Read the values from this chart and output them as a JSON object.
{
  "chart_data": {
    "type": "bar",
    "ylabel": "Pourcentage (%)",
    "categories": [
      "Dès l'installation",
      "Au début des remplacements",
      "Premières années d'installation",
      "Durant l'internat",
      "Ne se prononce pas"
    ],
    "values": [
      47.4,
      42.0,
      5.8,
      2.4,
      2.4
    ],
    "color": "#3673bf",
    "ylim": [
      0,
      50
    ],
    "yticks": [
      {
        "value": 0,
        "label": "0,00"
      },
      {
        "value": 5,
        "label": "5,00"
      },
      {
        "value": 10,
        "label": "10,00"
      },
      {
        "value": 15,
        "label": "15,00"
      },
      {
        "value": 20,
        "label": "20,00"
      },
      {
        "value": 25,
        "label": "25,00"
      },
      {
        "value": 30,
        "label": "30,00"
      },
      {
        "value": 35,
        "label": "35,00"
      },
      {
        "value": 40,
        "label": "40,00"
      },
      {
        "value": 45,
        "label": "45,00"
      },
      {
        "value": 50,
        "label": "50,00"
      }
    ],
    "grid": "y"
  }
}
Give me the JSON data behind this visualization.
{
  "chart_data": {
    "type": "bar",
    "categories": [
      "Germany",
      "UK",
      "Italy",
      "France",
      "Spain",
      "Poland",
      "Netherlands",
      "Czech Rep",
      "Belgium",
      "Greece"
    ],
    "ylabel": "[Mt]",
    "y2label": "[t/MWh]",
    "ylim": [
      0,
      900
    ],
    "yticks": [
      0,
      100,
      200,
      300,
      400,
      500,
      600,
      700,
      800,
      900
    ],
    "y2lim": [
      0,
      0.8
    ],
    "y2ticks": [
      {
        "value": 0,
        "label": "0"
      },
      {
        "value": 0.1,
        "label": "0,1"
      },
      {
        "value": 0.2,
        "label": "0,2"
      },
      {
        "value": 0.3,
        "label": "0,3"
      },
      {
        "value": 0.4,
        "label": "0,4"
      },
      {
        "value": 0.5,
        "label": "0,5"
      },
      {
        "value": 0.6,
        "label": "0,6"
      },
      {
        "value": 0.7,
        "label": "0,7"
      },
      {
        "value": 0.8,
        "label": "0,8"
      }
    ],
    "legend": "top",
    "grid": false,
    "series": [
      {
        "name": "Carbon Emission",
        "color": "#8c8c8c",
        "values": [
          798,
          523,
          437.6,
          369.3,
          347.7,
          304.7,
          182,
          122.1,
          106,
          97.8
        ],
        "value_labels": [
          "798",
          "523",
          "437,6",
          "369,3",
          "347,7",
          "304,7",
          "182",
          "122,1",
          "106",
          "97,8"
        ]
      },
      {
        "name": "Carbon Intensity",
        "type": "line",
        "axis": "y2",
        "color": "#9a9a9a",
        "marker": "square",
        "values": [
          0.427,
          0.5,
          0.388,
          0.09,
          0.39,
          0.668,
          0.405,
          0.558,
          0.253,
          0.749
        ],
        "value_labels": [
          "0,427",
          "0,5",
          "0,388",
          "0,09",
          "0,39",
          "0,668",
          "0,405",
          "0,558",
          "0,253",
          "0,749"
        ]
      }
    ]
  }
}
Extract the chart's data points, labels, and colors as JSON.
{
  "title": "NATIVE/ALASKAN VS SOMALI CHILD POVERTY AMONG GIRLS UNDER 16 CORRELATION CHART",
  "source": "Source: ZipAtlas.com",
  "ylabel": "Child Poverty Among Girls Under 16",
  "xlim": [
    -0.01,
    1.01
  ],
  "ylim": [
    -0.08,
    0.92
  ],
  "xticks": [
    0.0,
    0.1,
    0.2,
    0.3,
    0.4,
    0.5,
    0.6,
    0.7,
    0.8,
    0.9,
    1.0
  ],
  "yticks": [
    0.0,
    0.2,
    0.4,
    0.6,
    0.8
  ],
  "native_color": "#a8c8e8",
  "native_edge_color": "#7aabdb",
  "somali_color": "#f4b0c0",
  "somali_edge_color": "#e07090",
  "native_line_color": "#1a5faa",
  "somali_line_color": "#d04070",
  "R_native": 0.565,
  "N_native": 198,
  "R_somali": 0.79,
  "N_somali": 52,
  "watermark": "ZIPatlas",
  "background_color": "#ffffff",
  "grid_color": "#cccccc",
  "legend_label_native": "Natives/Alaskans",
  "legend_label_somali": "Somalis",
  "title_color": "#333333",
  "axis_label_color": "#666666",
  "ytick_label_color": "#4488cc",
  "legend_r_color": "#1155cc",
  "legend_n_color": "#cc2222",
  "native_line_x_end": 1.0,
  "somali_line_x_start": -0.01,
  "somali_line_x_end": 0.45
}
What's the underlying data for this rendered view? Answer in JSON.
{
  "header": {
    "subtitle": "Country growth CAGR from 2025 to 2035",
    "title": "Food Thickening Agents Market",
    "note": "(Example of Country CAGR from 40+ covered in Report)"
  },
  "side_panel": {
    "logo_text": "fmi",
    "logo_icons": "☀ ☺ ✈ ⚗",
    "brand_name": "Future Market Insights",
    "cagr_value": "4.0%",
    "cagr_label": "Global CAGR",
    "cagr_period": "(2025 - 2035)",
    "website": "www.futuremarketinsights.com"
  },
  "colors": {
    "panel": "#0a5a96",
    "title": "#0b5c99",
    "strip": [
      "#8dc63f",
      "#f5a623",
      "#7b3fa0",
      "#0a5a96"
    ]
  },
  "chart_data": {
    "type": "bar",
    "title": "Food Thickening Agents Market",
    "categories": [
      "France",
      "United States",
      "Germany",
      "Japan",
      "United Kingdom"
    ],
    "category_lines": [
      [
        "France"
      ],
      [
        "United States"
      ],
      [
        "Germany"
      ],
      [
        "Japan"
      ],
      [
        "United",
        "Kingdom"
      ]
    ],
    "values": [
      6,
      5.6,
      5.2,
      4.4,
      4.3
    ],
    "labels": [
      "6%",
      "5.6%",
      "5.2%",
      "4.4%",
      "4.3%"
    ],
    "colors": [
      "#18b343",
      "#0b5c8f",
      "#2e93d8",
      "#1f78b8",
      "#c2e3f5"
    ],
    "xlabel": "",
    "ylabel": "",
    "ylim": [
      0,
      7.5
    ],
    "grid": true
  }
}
# # # # #
Report how many lines of the listing above include the word "Carbon". Say nothing but the number.

→ **Solution to this problem**: 2